• Consignes de l'exercice:
a – Affichez, tel qu'il figure dans le texte sur Maurras et Anatole France, le passage compris entre «Charles Maurras a» et «de sa jeunesse.», bornes incluses.
b – Rédigez la suite du texte sur Maurras et Anatole France en reprenant juste après sa dernière phrase.

Nous vous proposons un texte de novembre 1940 : Aux mânes d’un Maître.
Charles Maurras a toujours témoigné une grande admiration, une profonde connivence allant jusqu’à une sorte de reconnaissance filiale, vis-à-vis d’Anatole France qui était son aîné de 24 ans. Et pourtant, Anatole France était dreyfusard, républicain, ami des socialistes…
Maurras le sait et s’en accommode. L’indépendance d’esprit d’Anatole France le séduit, et le rassure ; il sait trouver dans l’œuvre de son Maître assez de passages réactionnaires pour en faire son miel, et il ne lui tient pas rigueur de ses engagements à gauche, qu’il assimile à des caprices sans conséquences ; mieux, il se plaît à retrouver, dans la défiance manifestée par Anatole France à l’égard du christianisme ou de la bourgeoisie, l’écho d’inspirations qu’il a lui-même cultivées au temps de sa jeunesse.
Maurras s’en explique en 1924 dans une plaquette « Anatole France, politique et poète », publiée « à l’occasion d’un jubilé ». Le texte est daté du 19 avril, et il est postfacé par un dialogue publié dans le journal L’Opinion le 11 avril. Entre les deux dates, le 16 avril, Anatole France a fêté ses 80 ans. Dans son texte, Maurras s’attache à démontrer combien Anatole France n’est que superficiellement socialiste, et véritablement réactionnaire… Mais un mois plus tard, c’est la victoire du Cartel des gauches ; et le nouveau pouvoir organise en hommage au vieil écrivain une journée spéciale au Trocadéro, le 24 mai. Maurras ne lui en tiendra aucune rigueur, et Anatole France décédera le 17 octobre suivant.
Trois textes d’Anatole France auront plus spécialement marqué Maurras : d’abord le poème dédié à Leuconoé, d’où il est aisé, mais fort malhonnête, de sortir de son contexte le vers blasphématoire :
Courbe ta belle tête aux pieds du Juif immonde,
puis les dialogues de L’Orme du mail entre l’abbé Lantaigne et M. Bergeret, que Maurras cite et reprend à plusieurs reprises dans ses œuvres, comme il le fait par ailleurs, entre autres, des réflexions de M. Courtenay Bodley (L’Anglais qui a connu la France, voir Deux témoins de la France), enfin Les Dieux ont Soif, ouvrage publié en 1912, dans lequel Anatole France dépeint crûment les atroces passions qui se déchaînèrent sous la Terreur, et qui fut fort mal reçu par ses amis républicains.

• Extrait de données:
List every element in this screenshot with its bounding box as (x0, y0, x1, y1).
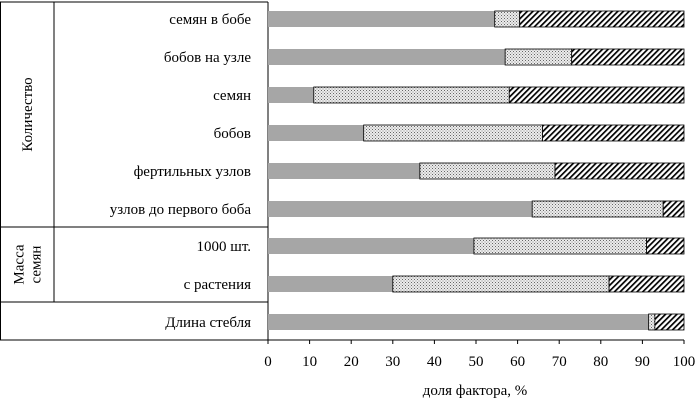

• Liste des réponses:
a –
Charles Maurras a toujours témoigné une grande admiration, une profonde connivence allant jusqu’à une sorte de reconnaissance filiale, vis-à-vis d’Anatole France qui était son aîné de 24 ans. Et pourtant, Anatole France était dreyfusard, républicain, ami des socialistes…
Maurras le sait et s’en accommode. L’indépendance d’esprit d’Anatole France le séduit, et le rassure ; il sait trouver dans l’œuvre de son Maître assez de passages réactionnaires pour en faire son miel, et il ne lui tient pas rigueur de ses engagements à gauche, qu’il assimile à des caprices sans conséquences ; mieux, il se plaît à retrouver, dans la défiance manifestée par Anatole France à l’égard du christianisme ou de la bourgeoisie, l’écho d’inspirations qu’il a lui-même cultivées au temps de sa jeunesse.

b –
Maurras reprend ces thématiques en novembre 1940 dans une autre plaquette Aux mânes d’un Maître. En ce « mois des Morts » il imagine un dialogue d’outre tombe où il vient réveiller Anatole France pour lui annoncer le désastre de juin, « pire que Waterloo, pire qu’Azincourt ». Et lui expliquer que c’est la République, qu’Anatole France ne révérait que parce qu’elle était pour lui garantie de paix, qui s’était muée en régime belliciste après avoir désarmé le pays, au point de déclarer la guerre au moment où tout avait été fait pour qu’elle soit perdue.
L’argumentation de Maurras, qui reprend le fil des combats menés par L’Action française depuis le ministère Streseman, et qui se situe à un moment des hostilités où, la France sonnée par la défaite et le pacte germano-soviétique tenant toujours, nul ne se hasarde à prédire ce que seront les lendemains, apparaît aujourd’hui plus anachronique encore que ses écrits de 1900. Comment comprendre Munich deux ans après Munich, alors qu’on en parle depuis plus de 60 ans en occultant le désastre de 1940, en faisant comme s’il n’avait jamais existé ?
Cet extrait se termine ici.